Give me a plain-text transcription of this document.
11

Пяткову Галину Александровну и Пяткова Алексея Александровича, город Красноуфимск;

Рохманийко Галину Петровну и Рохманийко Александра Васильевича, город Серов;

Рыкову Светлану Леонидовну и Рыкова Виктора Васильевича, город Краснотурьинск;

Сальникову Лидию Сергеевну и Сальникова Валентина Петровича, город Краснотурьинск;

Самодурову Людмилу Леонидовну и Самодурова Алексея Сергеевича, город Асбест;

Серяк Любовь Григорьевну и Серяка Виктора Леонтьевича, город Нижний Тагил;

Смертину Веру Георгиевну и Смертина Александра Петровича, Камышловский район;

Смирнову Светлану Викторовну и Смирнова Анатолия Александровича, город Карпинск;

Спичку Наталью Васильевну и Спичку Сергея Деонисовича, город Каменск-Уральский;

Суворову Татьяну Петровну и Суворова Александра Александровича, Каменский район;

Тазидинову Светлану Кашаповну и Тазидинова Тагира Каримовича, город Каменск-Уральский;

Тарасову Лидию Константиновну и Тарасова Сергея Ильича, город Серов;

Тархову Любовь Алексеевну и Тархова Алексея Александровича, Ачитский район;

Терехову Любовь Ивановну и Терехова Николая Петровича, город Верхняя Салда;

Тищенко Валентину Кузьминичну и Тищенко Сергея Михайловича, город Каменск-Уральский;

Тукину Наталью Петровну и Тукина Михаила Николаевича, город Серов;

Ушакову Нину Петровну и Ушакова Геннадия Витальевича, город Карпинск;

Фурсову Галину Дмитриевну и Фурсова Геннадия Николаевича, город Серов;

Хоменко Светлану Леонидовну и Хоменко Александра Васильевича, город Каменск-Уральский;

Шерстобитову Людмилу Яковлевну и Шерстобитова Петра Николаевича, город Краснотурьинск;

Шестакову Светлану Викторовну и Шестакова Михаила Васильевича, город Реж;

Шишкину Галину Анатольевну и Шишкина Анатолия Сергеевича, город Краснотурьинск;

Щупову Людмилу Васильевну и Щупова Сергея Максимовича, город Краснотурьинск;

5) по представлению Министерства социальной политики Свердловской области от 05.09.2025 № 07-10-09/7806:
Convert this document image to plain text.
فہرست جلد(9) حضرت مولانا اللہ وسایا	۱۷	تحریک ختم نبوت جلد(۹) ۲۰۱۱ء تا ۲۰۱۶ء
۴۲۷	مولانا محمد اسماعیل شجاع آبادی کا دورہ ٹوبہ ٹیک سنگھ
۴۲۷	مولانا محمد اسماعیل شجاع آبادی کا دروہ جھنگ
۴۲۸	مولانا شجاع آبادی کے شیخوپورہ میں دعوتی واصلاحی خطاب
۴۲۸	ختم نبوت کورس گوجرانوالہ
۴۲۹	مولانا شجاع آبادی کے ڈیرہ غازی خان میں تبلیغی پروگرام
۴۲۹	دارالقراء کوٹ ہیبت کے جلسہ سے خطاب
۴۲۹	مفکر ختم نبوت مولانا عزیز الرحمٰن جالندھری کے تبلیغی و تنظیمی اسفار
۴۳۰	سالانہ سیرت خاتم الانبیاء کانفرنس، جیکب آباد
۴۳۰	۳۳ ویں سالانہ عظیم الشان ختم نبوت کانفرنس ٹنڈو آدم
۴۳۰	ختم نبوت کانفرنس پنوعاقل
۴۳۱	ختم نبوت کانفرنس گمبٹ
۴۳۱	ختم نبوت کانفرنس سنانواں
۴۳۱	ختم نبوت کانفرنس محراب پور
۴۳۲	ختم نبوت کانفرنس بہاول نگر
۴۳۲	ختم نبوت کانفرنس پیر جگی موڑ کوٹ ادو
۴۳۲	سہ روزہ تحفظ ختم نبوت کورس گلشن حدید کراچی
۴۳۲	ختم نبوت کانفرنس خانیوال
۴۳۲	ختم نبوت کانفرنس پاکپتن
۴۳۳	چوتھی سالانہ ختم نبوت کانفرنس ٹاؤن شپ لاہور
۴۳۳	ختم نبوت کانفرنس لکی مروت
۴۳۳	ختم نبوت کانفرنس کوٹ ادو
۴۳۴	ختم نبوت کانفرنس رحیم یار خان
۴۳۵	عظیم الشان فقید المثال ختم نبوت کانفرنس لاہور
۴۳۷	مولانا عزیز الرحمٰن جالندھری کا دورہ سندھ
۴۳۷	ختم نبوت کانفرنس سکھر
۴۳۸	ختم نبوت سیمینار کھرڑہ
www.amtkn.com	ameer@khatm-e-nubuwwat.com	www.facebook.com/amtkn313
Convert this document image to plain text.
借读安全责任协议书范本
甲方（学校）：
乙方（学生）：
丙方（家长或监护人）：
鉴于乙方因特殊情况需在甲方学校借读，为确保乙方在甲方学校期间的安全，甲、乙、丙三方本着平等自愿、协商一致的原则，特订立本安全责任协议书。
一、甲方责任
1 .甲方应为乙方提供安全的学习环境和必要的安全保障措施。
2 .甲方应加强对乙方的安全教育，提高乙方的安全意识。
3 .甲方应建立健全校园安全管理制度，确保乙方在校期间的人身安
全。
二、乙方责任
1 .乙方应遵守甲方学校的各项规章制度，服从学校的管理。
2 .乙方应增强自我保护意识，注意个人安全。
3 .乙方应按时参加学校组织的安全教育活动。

============

Go through the material above and copy each line that has the word "Леонидовну".

- Output -
Рыкову Светлану Леонидовну и Рыкова Виктора Васильевича, город Краснотурьинск;
Самодурову Людмилу Леонидовну и Самодурова Алексея Сергеевича, город Асбест;
Хоменко Светлану Леонидовну и Хоменко Александра Васильевича, город Каменск-Уральский;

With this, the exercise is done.